— START —

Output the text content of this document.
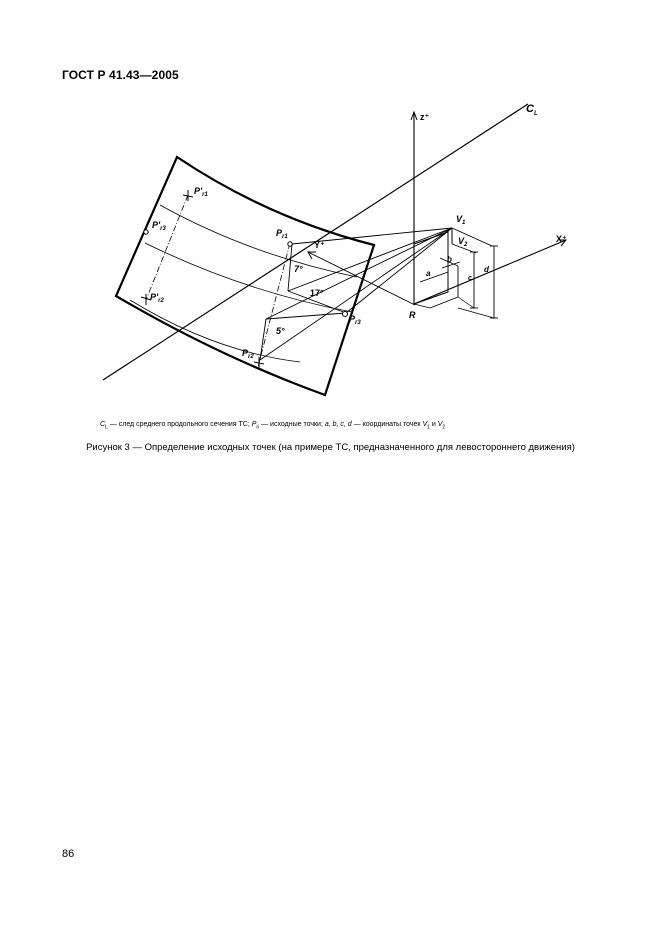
ГОСТ Р 41.43—2005
$C_L$
z⁺
X⁺
Y⁺
$V_1$
$V_2$
R
a
b
c
d
7°
17°
5°
$P_{r1}$
$P_{r3}$
$P_{r2}$
$P'_{r1}$
$P'_{r3}$
$P'_{r2}$
$C_L$ — след среднего продольного сечения ТС; $P_{ri}$ — исходные точки; a, b, c, d — координаты точек $V_1$ и $V_2$
Рисунок 3 — Определение исходных точек (на примере ТС, предназначенного для левостороннего движения)
86
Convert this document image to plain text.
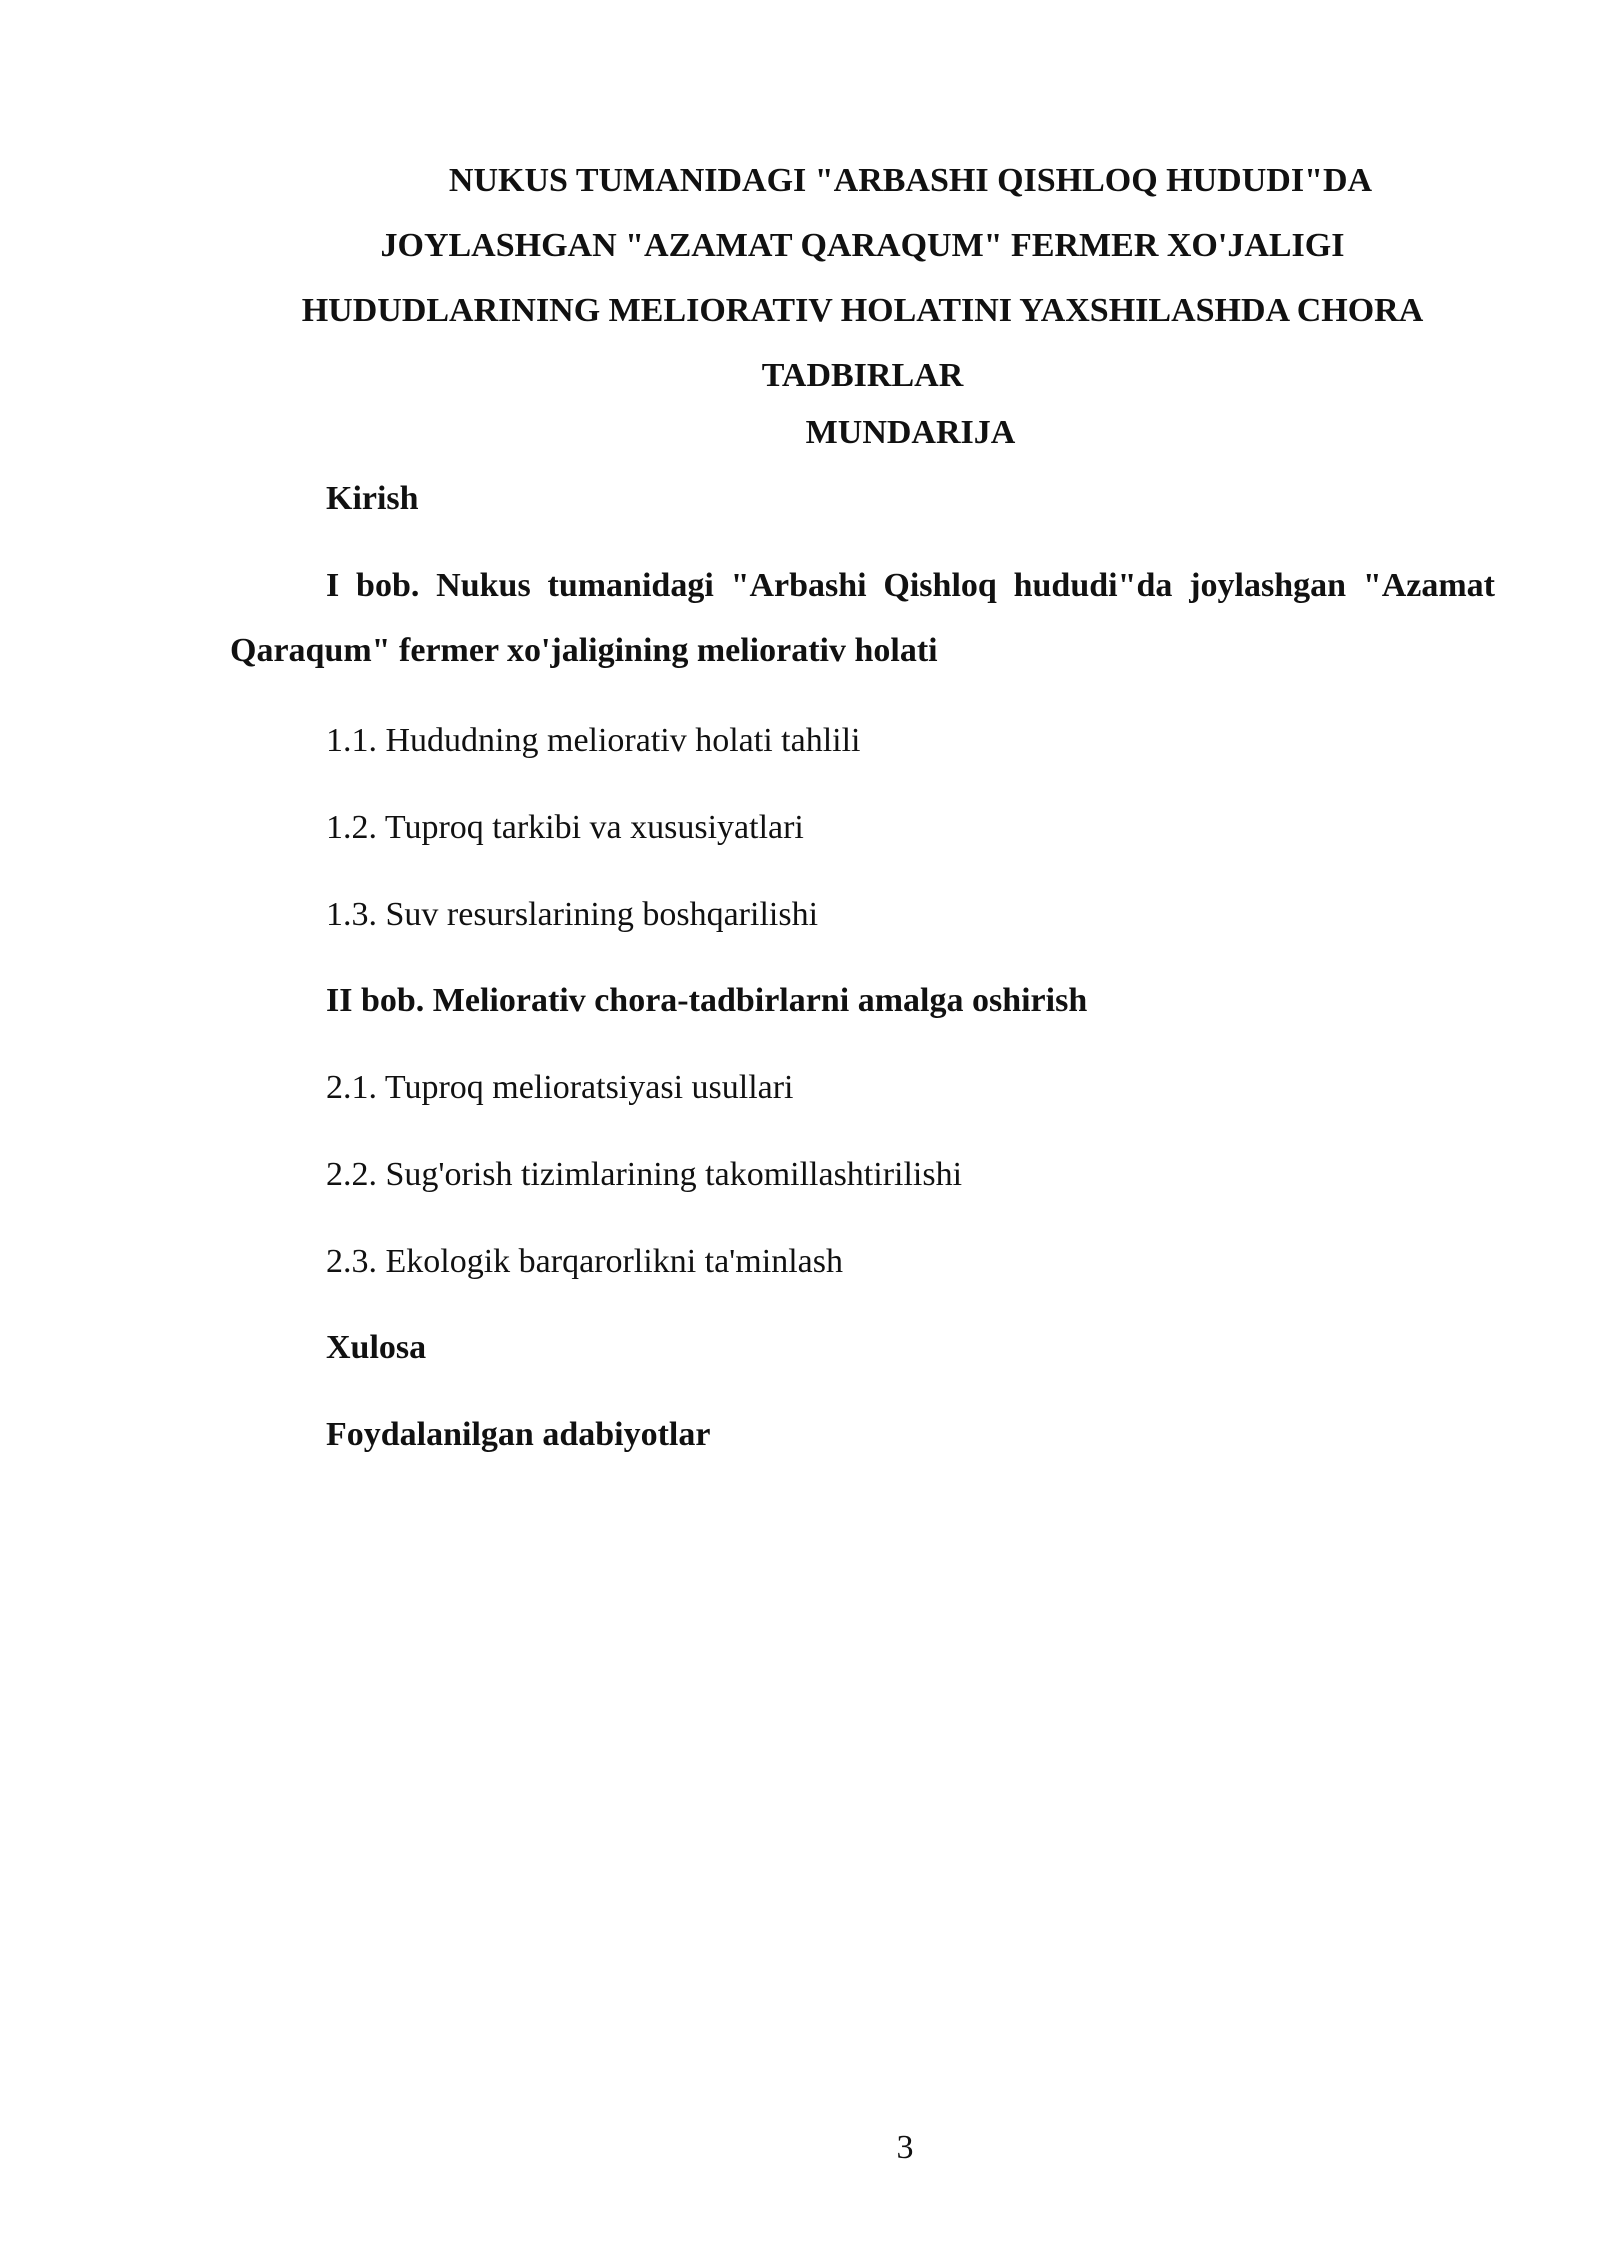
NUKUS TUMANIDAGI "ARBASHI QISHLOQ HUDUDI"DA
JOYLASHGAN "AZAMAT QARAQUM" FERMER XO'JALIGI
HUDUDLARINING MELIORATIV HOLATINI YAXSHILASHDA CHORA
TADBIRLAR
MUNDARIJA
Kirish
I bob. Nukus tumanidagi "Arbashi Qishloq hududi"da joylashgan "Azamat Qaraqum" fermer xo'jaligining meliorativ holati
1.1. Hududning meliorativ holati tahlili
1.2. Tuproq tarkibi va xususiyatlari
1.3. Suv resurslarining boshqarilishi
II bob. Meliorativ chora-tadbirlarni amalga oshirish
2.1. Tuproq melioratsiyasi usullari
2.2. Sug'orish tizimlarining takomillashtirilishi
2.3. Ekologik barqarorlikni ta'minlash
Xulosa
Foydalanilgan adabiyotlar
3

— END —

> GIVEN TASK
Report all lines of the data above that include the string "document".

> SOLUTION FOR THIS PROBLEM
Output the text content of this document.
Convert this document image to plain text.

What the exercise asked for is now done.